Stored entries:
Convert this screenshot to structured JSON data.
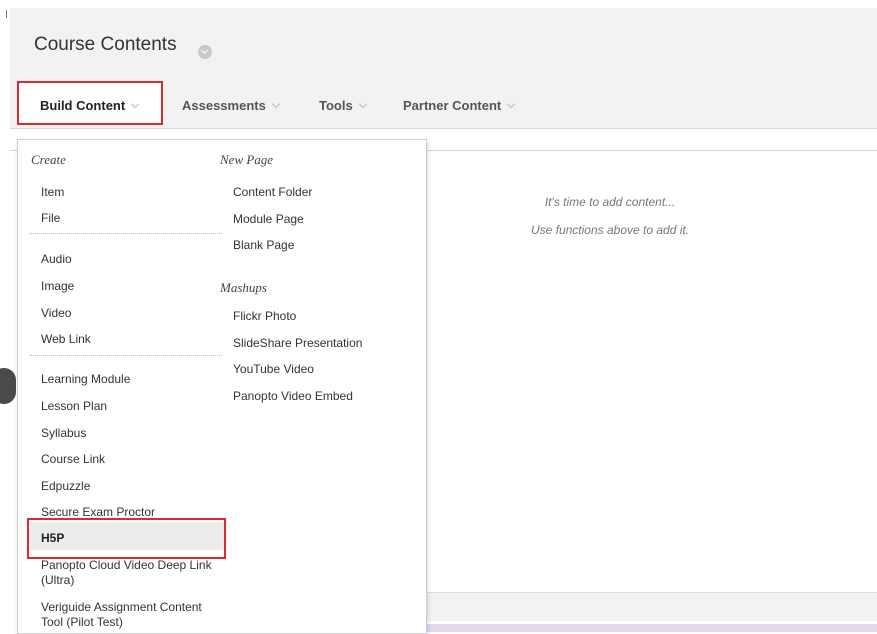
{
  "header": {
    "title": "Course Contents"
  },
  "toolbar": {
    "build_content": "Build Content",
    "assessments": "Assessments",
    "tools": "Tools",
    "partner_content": "Partner Content"
  },
  "empty_state": {
    "line1": "It's time to add content...",
    "line2": "Use functions above to add it."
  },
  "menu": {
    "create_heading": "Create",
    "new_page_heading": "New Page",
    "mashups_heading": "Mashups",
    "create_items": [
      "Item",
      "File"
    ],
    "media_items": [
      "Audio",
      "Image",
      "Video",
      "Web Link"
    ],
    "module_items": [
      "Learning Module",
      "Lesson Plan",
      "Syllabus",
      "Course Link",
      "Edpuzzle",
      "Secure Exam Proctor",
      "H5P",
      "Panopto Cloud Video Deep Link (Ultra)",
      "Veriguide Assignment Content Tool (Pilot Test)"
    ],
    "new_page_items": [
      "Content Folder",
      "Module Page",
      "Blank Page"
    ],
    "mashup_items": [
      "Flickr Photo",
      "SlideShare Presentation",
      "YouTube Video",
      "Panopto Video Embed"
    ]
  },
  "colors": {
    "highlight": "#e0282e",
    "toolbar_bg": "#f2f2f2"
  }
}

### WHAT IS BEING ASKED
Leave out the pictures and output the rest of the material exactly as written.

### WORKED ANSWER
Convert this screenshot to structured JSON data.
{
  "header": {
    "title": "Course Contents"
  },
  "toolbar": {
    "build_content": "Build Content",
    "assessments": "Assessments",
    "tools": "Tools",
    "partner_content": "Partner Content"
  },
  "empty_state": {
    "line1": "It's time to add content...",
    "line2": "Use functions above to add it."
  },
  "menu": {
    "create_heading": "Create",
    "new_page_heading": "New Page",
    "mashups_heading": "Mashups",
    "create_items": [
      "Item",
      "File"
    ],
    "media_items": [
      "Audio",
      "Image",
      "Video",
      "Web Link"
    ],
    "module_items": [
      "Learning Module",
      "Lesson Plan",
      "Syllabus",
      "Course Link",
      "Edpuzzle",
      "Secure Exam Proctor",
      "H5P",
      "Panopto Cloud Video Deep Link (Ultra)",
      "Veriguide Assignment Content Tool (Pilot Test)"
    ],
    "new_page_items": [
      "Content Folder",
      "Module Page",
      "Blank Page"
    ],
    "mashup_items": [
      "Flickr Photo",
      "SlideShare Presentation",
      "YouTube Video",
      "Panopto Video Embed"
    ]
  },
  "colors": {
    "highlight": "#e0282e",
    "toolbar_bg": "#f2f2f2"
  }
}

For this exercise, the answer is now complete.